WHAT THIS TASK INVOLVES: Pictures do not belong in the copy; restate the records below word for word.
___ DATASET RECORDS ___
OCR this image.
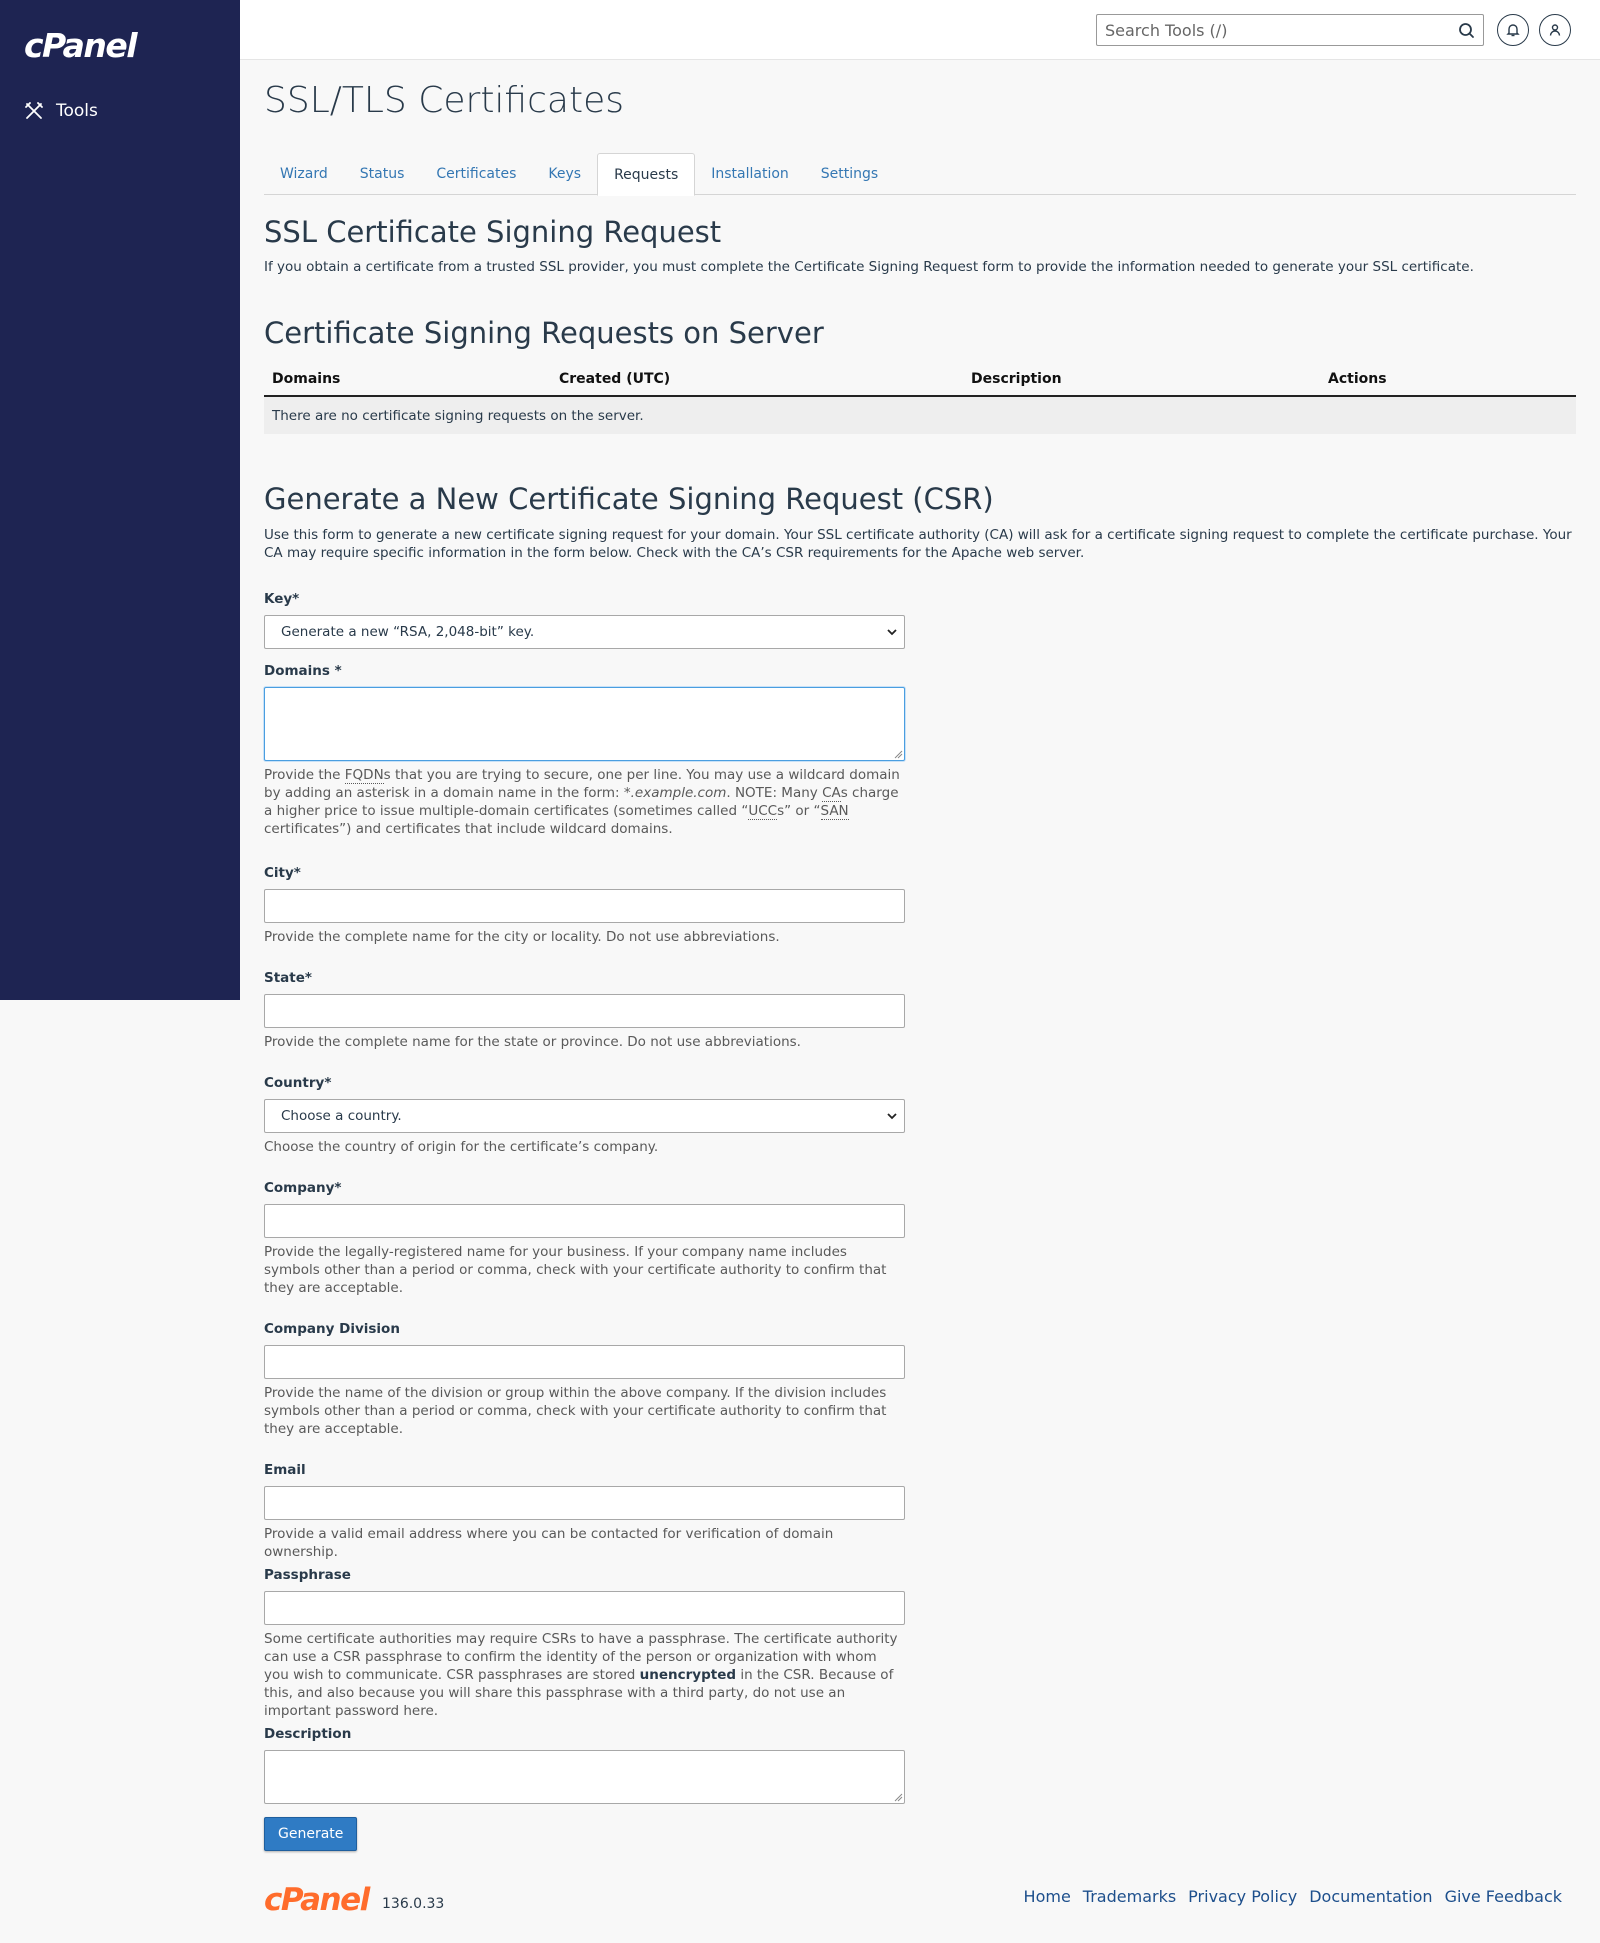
cPanel
Tools
Search Tools (/)	SSL/TLS Certificates
Wizard	Status	Certificates	Keys	Requests	Installation	Settings
SSL Certificate Signing Request

If you obtain a certificate from a trusted SSL provider, you must complete the Certificate Signing Request form to provide the information needed to generate your SSL certificate.

Certificate Signing Requests on Server
Domains	Created (UTC)	Description	Actions
There are no certificate signing requests on the server.
Generate a New Certificate Signing Request (CSR)

Use this form to generate a new certificate signing request for your domain. Your SSL certificate authority (CA) will ask for a certificate signing request to complete the certificate purchase. Your CA may require specific information in the form below. Check with the CA’s CSR requirements for the Apache web server.

Key*
Generate a new “RSA, 2,048-bit” key.
Domains *
Provide the FQDNs that you are trying to secure, one per line. You may use a wildcard domain by adding an asterisk in a domain name in the form: *.example.com. NOTE: Many CAs charge a higher price to issue multiple-domain certificates (sometimes called “UCCs” or “SAN certificates”) and certificates that include wildcard domains.
City*
Provide the complete name for the city or locality. Do not use abbreviations.
State*
Provide the complete name for the state or province. Do not use abbreviations.
Country*
Choose a country.
Choose the country of origin for the certificate’s company.
Company*
Provide the legally-registered name for your business. If your company name includes symbols other than a period or comma, check with your certificate authority to confirm that they are acceptable.
Company Division
Provide the name of the division or group within the above company. If the division includes symbols other than a period or comma, check with your certificate authority to confirm that they are acceptable.
Email
Provide a valid email address where you can be contacted for verification of domain ownership.
Passphrase
Some certificate authorities may require CSRs to have a passphrase. The certificate authority can use a CSR passphrase to confirm the identity of the person or organization with whom you wish to communicate. CSR passphrases are stored unencrypted in the CSR. Because of this, and also because you will share this passphrase with a third party, do not use an important password here.
Description
Generate
cPanel 136.0.33	Home Trademarks Privacy Policy Documentation Give Feedback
___
PROBLEM SOLUTION:
OCR this image.
cPanel
Tools
Search Tools (/)	SSL/TLS Certificates
Wizard	Status	Certificates	Keys	Requests	Installation	Settings
SSL Certificate Signing Request

If you obtain a certificate from a trusted SSL provider, you must complete the Certificate Signing Request form to provide the information needed to generate your SSL certificate.

Certificate Signing Requests on Server
Domains	Created (UTC)	Description	Actions
There are no certificate signing requests on the server.
Generate a New Certificate Signing Request (CSR)

Use this form to generate a new certificate signing request for your domain. Your SSL certificate authority (CA) will ask for a certificate signing request to complete the certificate purchase. Your CA may require specific information in the form below. Check with the CA’s CSR requirements for the Apache web server.

Key*
Generate a new “RSA, 2,048-bit” key.
Domains *
Provide the FQDNs that you are trying to secure, one per line. You may use a wildcard domain by adding an asterisk in a domain name in the form: *.example.com. NOTE: Many CAs charge a higher price to issue multiple-domain certificates (sometimes called “UCCs” or “SAN certificates”) and certificates that include wildcard domains.
City*
Provide the complete name for the city or locality. Do not use abbreviations.
State*
Provide the complete name for the state or province. Do not use abbreviations.
Country*
Choose a country.
Choose the country of origin for the certificate’s company.
Company*
Provide the legally-registered name for your business. If your company name includes symbols other than a period or comma, check with your certificate authority to confirm that they are acceptable.
Company Division
Provide the name of the division or group within the above company. If the division includes symbols other than a period or comma, check with your certificate authority to confirm that they are acceptable.
Email
Provide a valid email address where you can be contacted for verification of domain ownership.
Passphrase
Some certificate authorities may require CSRs to have a passphrase. The certificate authority can use a CSR passphrase to confirm the identity of the person or organization with whom you wish to communicate. CSR passphrases are stored unencrypted in the CSR. Because of this, and also because you will share this passphrase with a third party, do not use an important password here.
Description
Generate
cPanel 136.0.33	Home Trademarks Privacy Policy Documentation Give Feedback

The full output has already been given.